Goal of the exercise:
Repeat each line exactly, leaving nothing out.

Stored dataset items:
________________________
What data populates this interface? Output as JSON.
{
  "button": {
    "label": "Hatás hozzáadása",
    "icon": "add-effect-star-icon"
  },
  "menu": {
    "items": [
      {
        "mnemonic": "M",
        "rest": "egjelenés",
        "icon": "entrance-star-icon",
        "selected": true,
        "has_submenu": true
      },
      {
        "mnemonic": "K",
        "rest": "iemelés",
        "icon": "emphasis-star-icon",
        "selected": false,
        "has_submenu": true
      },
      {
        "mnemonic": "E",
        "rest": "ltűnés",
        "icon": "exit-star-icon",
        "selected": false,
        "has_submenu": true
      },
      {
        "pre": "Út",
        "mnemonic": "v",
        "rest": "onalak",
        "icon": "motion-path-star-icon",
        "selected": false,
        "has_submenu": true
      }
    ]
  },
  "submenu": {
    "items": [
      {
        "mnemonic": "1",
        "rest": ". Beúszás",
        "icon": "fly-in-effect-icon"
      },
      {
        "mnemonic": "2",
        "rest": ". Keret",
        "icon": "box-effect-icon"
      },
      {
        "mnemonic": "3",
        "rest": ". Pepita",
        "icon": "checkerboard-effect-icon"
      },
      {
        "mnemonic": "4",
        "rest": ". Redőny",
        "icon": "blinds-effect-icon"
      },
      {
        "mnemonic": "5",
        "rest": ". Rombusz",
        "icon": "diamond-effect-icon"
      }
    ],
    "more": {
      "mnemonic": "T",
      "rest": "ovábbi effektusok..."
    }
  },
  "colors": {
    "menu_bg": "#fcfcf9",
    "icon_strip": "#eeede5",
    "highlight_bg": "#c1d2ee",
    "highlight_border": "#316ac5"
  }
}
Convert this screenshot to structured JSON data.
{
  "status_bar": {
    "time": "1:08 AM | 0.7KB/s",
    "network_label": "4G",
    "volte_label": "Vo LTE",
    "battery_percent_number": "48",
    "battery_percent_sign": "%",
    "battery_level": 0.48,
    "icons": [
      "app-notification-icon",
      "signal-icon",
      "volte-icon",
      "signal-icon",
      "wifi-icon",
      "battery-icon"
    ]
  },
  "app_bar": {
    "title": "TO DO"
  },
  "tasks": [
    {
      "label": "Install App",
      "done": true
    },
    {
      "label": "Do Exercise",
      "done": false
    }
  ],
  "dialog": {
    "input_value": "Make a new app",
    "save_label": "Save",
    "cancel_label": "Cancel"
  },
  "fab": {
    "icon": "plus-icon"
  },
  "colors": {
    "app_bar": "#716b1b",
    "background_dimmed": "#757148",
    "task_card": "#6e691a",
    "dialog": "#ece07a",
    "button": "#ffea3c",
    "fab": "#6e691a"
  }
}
________________________
Written response:
What data populates this interface? Output as JSON.
{
  "button": {
    "label": "Hatás hozzáadása",
    "icon": "add-effect-star-icon"
  },
  "menu": {
    "items": [
      {
        "mnemonic": "M",
        "rest": "egjelenés",
        "icon": "entrance-star-icon",
        "selected": true,
        "has_submenu": true
      },
      {
        "mnemonic": "K",
        "rest": "iemelés",
        "icon": "emphasis-star-icon",
        "selected": false,
        "has_submenu": true
      },
      {
        "mnemonic": "E",
        "rest": "ltűnés",
        "icon": "exit-star-icon",
        "selected": false,
        "has_submenu": true
      },
      {
        "pre": "Út",
        "mnemonic": "v",
        "rest": "onalak",
        "icon": "motion-path-star-icon",
        "selected": false,
        "has_submenu": true
      }
    ]
  },
  "submenu": {
    "items": [
      {
        "mnemonic": "1",
        "rest": ". Beúszás",
        "icon": "fly-in-effect-icon"
      },
      {
        "mnemonic": "2",
        "rest": ". Keret",
        "icon": "box-effect-icon"
      },
      {
        "mnemonic": "3",
        "rest": ". Pepita",
        "icon": "checkerboard-effect-icon"
      },
      {
        "mnemonic": "4",
        "rest": ". Redőny",
        "icon": "blinds-effect-icon"
      },
      {
        "mnemonic": "5",
        "rest": ". Rombusz",
        "icon": "diamond-effect-icon"
      }
    ],
    "more": {
      "mnemonic": "T",
      "rest": "ovábbi effektusok..."
    }
  },
  "colors": {
    "menu_bg": "#fcfcf9",
    "icon_strip": "#eeede5",
    "highlight_bg": "#c1d2ee",
    "highlight_border": "#316ac5"
  }
}
Convert this screenshot to structured JSON data.
{
  "status_bar": {
    "time": "1:08 AM | 0.7KB/s",
    "network_label": "4G",
    "volte_label": "Vo LTE",
    "battery_percent_number": "48",
    "battery_percent_sign": "%",
    "battery_level": 0.48,
    "icons": [
      "app-notification-icon",
      "signal-icon",
      "volte-icon",
      "signal-icon",
      "wifi-icon",
      "battery-icon"
    ]
  },
  "app_bar": {
    "title": "TO DO"
  },
  "tasks": [
    {
      "label": "Install App",
      "done": true
    },
    {
      "label": "Do Exercise",
      "done": false
    }
  ],
  "dialog": {
    "input_value": "Make a new app",
    "save_label": "Save",
    "cancel_label": "Cancel"
  },
  "fab": {
    "icon": "plus-icon"
  },
  "colors": {
    "app_bar": "#716b1b",
    "background_dimmed": "#757148",
    "task_card": "#6e691a",
    "dialog": "#ece07a",
    "button": "#ffea3c",
    "fab": "#6e691a"
  }
}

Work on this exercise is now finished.